Find the lines of data that contain the string "title", then list them.

▶ Data for the task
● ● ● ●

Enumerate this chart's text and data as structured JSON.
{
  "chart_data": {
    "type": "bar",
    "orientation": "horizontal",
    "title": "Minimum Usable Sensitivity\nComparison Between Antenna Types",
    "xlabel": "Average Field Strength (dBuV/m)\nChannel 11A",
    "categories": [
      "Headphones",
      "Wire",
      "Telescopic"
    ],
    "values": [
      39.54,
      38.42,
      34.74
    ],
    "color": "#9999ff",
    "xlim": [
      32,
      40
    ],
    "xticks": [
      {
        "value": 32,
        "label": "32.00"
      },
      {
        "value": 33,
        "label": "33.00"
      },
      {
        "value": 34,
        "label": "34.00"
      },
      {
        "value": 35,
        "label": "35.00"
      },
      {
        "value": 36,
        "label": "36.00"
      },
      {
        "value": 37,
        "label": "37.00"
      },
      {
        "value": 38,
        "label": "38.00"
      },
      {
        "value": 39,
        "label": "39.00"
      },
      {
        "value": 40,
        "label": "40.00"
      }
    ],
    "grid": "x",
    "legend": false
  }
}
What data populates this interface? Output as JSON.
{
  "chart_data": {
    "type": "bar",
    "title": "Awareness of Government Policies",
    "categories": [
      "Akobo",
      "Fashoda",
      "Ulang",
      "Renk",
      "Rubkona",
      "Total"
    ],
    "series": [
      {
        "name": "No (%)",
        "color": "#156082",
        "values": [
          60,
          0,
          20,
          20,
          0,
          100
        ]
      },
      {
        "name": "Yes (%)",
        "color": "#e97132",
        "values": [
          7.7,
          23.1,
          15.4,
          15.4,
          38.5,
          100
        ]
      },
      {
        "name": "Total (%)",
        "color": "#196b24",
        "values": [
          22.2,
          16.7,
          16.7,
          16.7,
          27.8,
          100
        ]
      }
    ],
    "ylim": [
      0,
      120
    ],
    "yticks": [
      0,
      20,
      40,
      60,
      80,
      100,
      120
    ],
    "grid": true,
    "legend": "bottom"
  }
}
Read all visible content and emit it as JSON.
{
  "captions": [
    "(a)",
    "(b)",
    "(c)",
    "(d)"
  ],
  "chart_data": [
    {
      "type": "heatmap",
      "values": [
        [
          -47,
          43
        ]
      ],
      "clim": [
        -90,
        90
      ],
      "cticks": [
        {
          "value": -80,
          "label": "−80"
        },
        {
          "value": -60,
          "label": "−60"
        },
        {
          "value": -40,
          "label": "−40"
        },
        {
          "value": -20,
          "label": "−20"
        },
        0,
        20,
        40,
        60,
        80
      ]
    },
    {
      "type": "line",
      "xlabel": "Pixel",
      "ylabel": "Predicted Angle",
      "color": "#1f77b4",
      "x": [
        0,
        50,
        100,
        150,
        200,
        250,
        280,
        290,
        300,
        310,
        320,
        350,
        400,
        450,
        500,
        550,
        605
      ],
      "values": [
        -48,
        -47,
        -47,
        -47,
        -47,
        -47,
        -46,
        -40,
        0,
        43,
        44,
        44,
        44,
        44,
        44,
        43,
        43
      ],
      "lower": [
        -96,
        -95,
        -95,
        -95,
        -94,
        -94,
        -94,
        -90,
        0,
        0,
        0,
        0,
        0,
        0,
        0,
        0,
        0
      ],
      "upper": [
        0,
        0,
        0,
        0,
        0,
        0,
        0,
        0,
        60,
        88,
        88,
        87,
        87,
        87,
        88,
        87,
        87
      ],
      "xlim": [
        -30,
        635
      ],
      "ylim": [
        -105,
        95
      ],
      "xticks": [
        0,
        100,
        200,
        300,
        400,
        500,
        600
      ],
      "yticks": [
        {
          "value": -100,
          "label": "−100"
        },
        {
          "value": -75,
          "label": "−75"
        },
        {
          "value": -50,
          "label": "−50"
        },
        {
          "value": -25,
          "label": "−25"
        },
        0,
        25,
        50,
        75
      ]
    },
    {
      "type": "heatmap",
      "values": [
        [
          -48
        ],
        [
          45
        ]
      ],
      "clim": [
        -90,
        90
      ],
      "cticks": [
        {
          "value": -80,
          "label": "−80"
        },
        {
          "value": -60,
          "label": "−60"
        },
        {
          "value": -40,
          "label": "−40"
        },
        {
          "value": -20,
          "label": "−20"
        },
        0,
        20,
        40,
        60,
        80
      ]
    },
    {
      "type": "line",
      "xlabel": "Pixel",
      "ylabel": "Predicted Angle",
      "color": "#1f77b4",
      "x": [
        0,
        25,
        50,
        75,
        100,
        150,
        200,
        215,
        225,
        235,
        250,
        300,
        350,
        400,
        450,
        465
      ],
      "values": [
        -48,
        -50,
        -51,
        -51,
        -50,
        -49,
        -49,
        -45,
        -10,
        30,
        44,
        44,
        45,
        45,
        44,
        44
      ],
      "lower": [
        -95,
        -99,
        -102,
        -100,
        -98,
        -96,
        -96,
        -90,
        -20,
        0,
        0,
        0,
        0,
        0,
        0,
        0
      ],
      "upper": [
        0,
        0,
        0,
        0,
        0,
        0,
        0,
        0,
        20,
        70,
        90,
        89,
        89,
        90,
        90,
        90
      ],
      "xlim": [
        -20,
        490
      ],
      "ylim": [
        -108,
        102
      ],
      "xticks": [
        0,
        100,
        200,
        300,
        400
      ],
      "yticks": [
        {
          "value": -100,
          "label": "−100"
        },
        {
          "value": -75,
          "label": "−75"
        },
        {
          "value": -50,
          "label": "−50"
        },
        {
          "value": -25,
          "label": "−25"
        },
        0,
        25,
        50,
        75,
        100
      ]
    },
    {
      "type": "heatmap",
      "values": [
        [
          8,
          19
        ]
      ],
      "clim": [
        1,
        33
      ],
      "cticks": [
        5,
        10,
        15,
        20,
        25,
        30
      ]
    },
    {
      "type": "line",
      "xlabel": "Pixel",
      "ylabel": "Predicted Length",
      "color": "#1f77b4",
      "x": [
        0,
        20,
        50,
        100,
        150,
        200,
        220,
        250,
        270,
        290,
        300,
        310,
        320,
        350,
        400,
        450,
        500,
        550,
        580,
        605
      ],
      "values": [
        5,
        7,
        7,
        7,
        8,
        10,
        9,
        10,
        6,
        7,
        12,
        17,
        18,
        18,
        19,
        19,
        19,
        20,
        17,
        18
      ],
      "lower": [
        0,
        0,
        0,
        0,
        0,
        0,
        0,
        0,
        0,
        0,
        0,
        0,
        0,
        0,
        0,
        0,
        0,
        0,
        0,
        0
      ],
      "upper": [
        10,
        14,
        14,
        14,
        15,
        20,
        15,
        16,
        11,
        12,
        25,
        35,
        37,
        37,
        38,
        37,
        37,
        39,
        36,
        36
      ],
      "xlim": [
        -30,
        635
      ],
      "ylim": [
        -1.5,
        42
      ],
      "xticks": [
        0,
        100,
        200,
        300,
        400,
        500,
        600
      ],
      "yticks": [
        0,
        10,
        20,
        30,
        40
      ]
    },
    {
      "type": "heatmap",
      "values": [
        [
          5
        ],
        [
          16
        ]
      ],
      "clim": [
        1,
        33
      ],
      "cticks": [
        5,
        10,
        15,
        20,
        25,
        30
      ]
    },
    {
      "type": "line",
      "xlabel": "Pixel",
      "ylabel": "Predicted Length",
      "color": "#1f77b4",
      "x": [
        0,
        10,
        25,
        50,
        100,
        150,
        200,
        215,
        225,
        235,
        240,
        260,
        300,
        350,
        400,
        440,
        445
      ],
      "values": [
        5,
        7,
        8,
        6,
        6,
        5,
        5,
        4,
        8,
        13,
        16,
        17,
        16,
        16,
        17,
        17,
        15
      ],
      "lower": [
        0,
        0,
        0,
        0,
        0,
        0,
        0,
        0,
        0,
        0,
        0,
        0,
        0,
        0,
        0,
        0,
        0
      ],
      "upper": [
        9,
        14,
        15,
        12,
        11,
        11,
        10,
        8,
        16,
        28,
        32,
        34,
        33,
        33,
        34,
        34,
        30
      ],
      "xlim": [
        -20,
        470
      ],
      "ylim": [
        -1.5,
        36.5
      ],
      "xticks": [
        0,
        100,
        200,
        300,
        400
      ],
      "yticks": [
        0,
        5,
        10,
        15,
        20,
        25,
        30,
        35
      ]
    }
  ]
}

● ● ● ●

▶ Answer to the exercise
    "title": "Minimum Usable Sensitivity\nComparison Between Antenna Types",
    "title": "Awareness of Government Policies",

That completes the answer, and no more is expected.